* Exercise brief: Output every line of the material exactly, omitting images.

_ _ _

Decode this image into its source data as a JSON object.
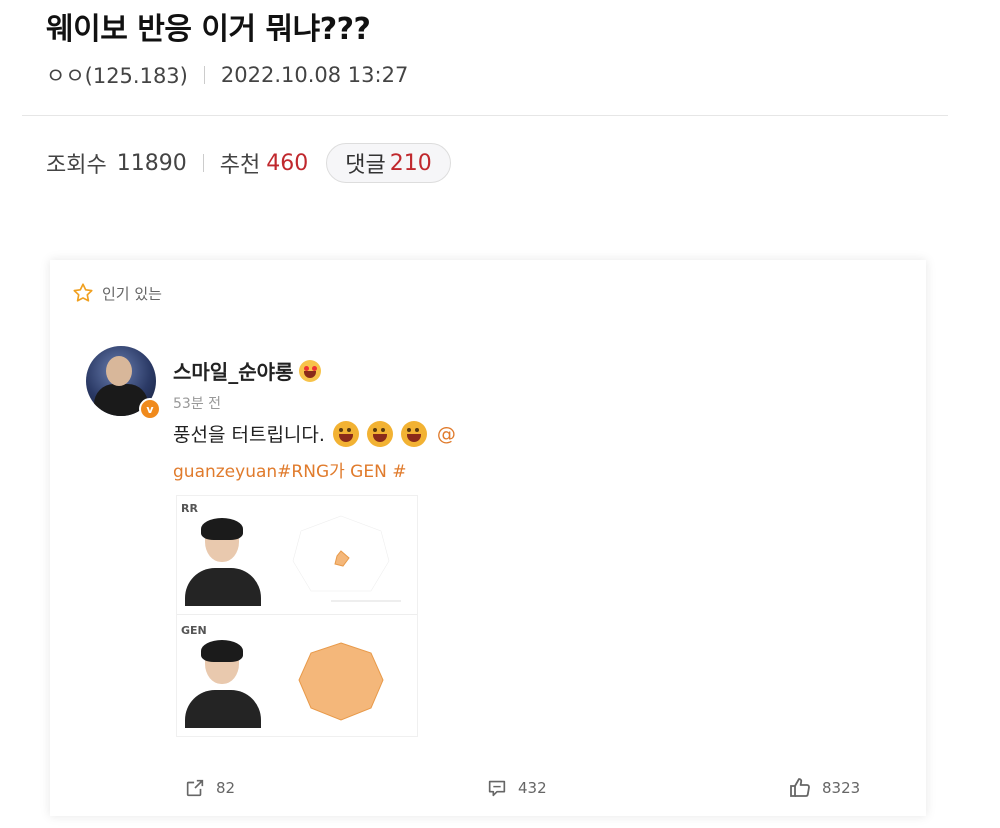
{
  "post": {
    "title": "웨이보 반응 이거 뭐냐???",
    "author": "ㅇㅇ(125.183)",
    "datetime": "2022.10.08 13:27",
    "views_label": "조회수",
    "views": "11890",
    "recommend_label": "추천",
    "recommend": "460",
    "comments_label": "댓글",
    "comments": "210"
  },
  "weibo": {
    "popular_label": "인기 있는",
    "username": "스마일_순야롱",
    "time": "53분 전",
    "text": "풍선을 터트립니다.",
    "mention": "@",
    "text2": "guanzeyuan#RNG가 GEN #",
    "image": {
      "team1_logo": "RR",
      "team2_logo": "GEN"
    },
    "actions": {
      "share_count": "82",
      "comment_count": "432",
      "like_count": "8323"
    }
  },
  "colors": {
    "accent_red": "#c0282d",
    "weibo_orange": "#e07b2c",
    "radar_fill": "#f4b77a"
  }
}
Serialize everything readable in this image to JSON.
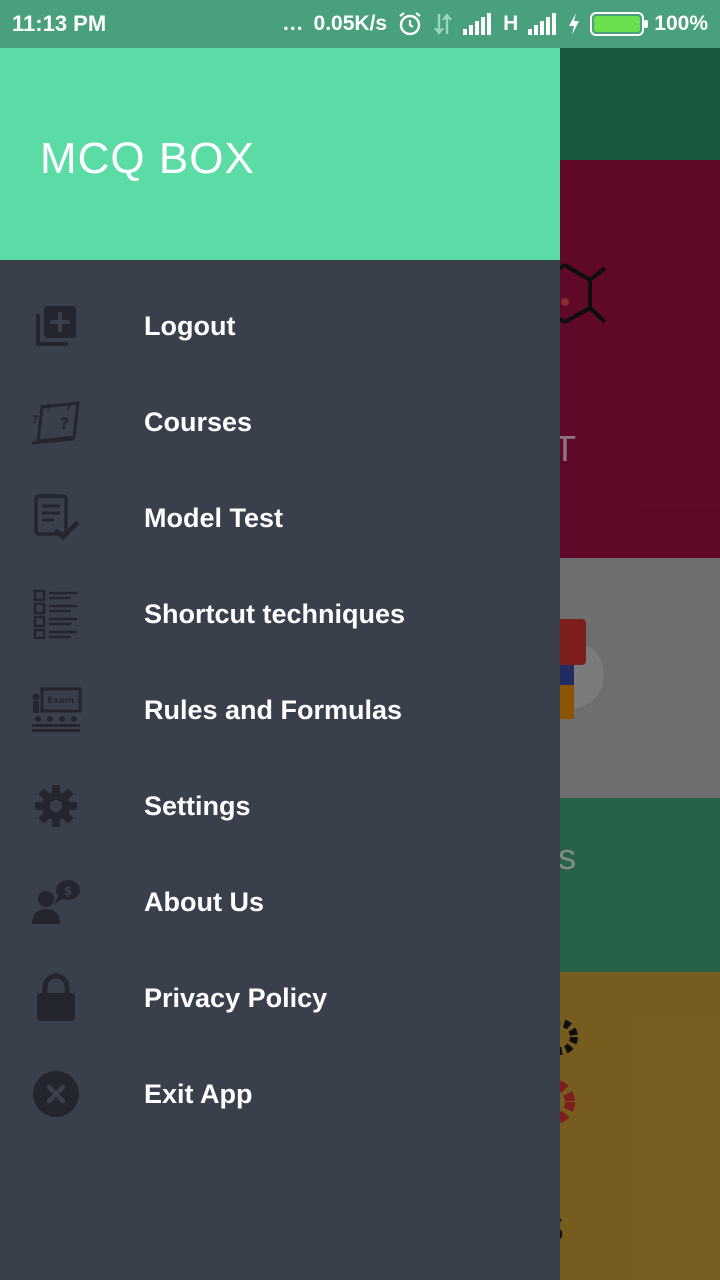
{
  "status_bar": {
    "time": "11:13 PM",
    "dots": "...",
    "speed": "0.05K/s",
    "network": "H",
    "battery_level": 100,
    "battery_text": "100%",
    "icons": [
      "alarm-icon",
      "data-arrows-icon",
      "signal-icon",
      "signal-icon",
      "charging-icon",
      "battery-icon"
    ]
  },
  "drawer": {
    "title": "MCQ BOX",
    "items": [
      {
        "label": "Logout",
        "icon": "add-box-icon"
      },
      {
        "label": "Courses",
        "icon": "courses-icon"
      },
      {
        "label": "Model Test",
        "icon": "test-checklist-icon"
      },
      {
        "label": "Shortcut techniques",
        "icon": "list-icon"
      },
      {
        "label": "Rules and Formulas",
        "icon": "classroom-icon"
      },
      {
        "label": "Settings",
        "icon": "gear-icon"
      },
      {
        "label": "About Us",
        "icon": "person-speech-icon"
      },
      {
        "label": "Privacy Policy",
        "icon": "lock-icon"
      },
      {
        "label": "Exit App",
        "icon": "close-circle-icon"
      }
    ]
  },
  "background_tiles": [
    {
      "label": "LIST"
    },
    {
      "label": ""
    },
    {
      "label": "ques"
    },
    {
      "label": "GS"
    }
  ],
  "colors": {
    "drawer_bg": "#3a3f4c",
    "header_bg": "#5bdca6",
    "status_bg": "#48a07c",
    "icon_color": "#23262e"
  }
}
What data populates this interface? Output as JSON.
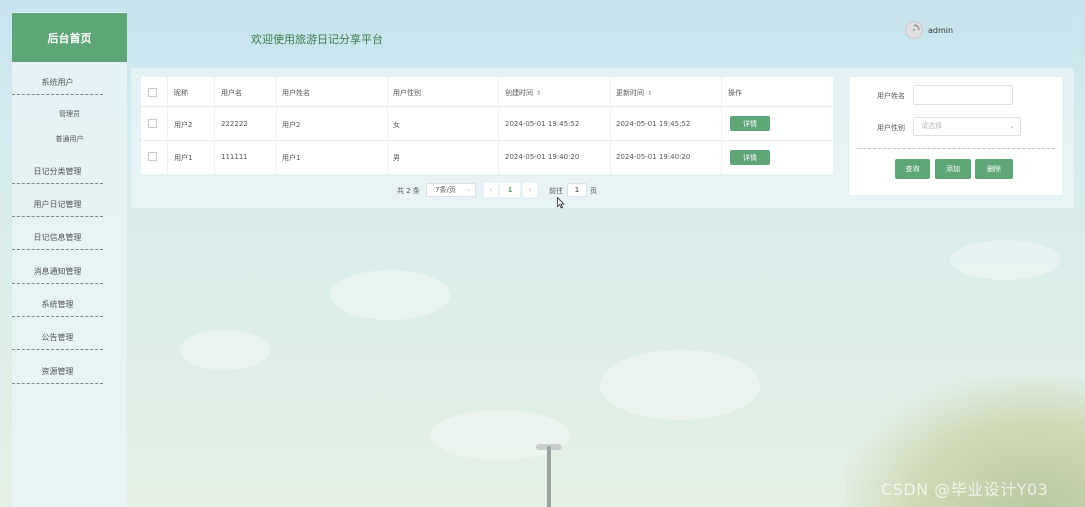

_ _ _

* Result of this task:
Decode this image into its source data as a JSON object.
{
  "post": {
    "title": "웨이보 반응 이거 뭐냐???",
    "author": "ㅇㅇ(125.183)",
    "datetime": "2022.10.08 13:27",
    "views_label": "조회수",
    "views": "11890",
    "recommend_label": "추천",
    "recommend": "460",
    "comments_label": "댓글",
    "comments": "210"
  },
  "weibo": {
    "popular_label": "인기 있는",
    "username": "스마일_순야롱",
    "time": "53분 전",
    "text": "풍선을 터트립니다.",
    "mention": "@",
    "text2": "guanzeyuan#RNG가 GEN #",
    "image": {
      "team1_logo": "RR",
      "team2_logo": "GEN"
    },
    "actions": {
      "share_count": "82",
      "comment_count": "432",
      "like_count": "8323"
    }
  },
  "colors": {
    "accent_red": "#c0282d",
    "weibo_orange": "#e07b2c",
    "radar_fill": "#f4b77a"
  }
}
Serialize everything readable in this image to JSON.
{
  "status_bar": {
    "time": "11:13 PM",
    "dots": "...",
    "speed": "0.05K/s",
    "network": "H",
    "battery_level": 100,
    "battery_text": "100%",
    "icons": [
      "alarm-icon",
      "data-arrows-icon",
      "signal-icon",
      "signal-icon",
      "charging-icon",
      "battery-icon"
    ]
  },
  "drawer": {
    "title": "MCQ BOX",
    "items": [
      {
        "label": "Logout",
        "icon": "add-box-icon"
      },
      {
        "label": "Courses",
        "icon": "courses-icon"
      },
      {
        "label": "Model Test",
        "icon": "test-checklist-icon"
      },
      {
        "label": "Shortcut techniques",
        "icon": "list-icon"
      },
      {
        "label": "Rules and Formulas",
        "icon": "classroom-icon"
      },
      {
        "label": "Settings",
        "icon": "gear-icon"
      },
      {
        "label": "About Us",
        "icon": "person-speech-icon"
      },
      {
        "label": "Privacy Policy",
        "icon": "lock-icon"
      },
      {
        "label": "Exit App",
        "icon": "close-circle-icon"
      }
    ]
  },
  "background_tiles": [
    {
      "label": "LIST"
    },
    {
      "label": ""
    },
    {
      "label": "ques"
    },
    {
      "label": "GS"
    }
  ],
  "colors": {
    "drawer_bg": "#3a3f4c",
    "header_bg": "#5bdca6",
    "status_bg": "#48a07c",
    "icon_color": "#23262e"
  }
}
What data populates this interface? Output as JSON.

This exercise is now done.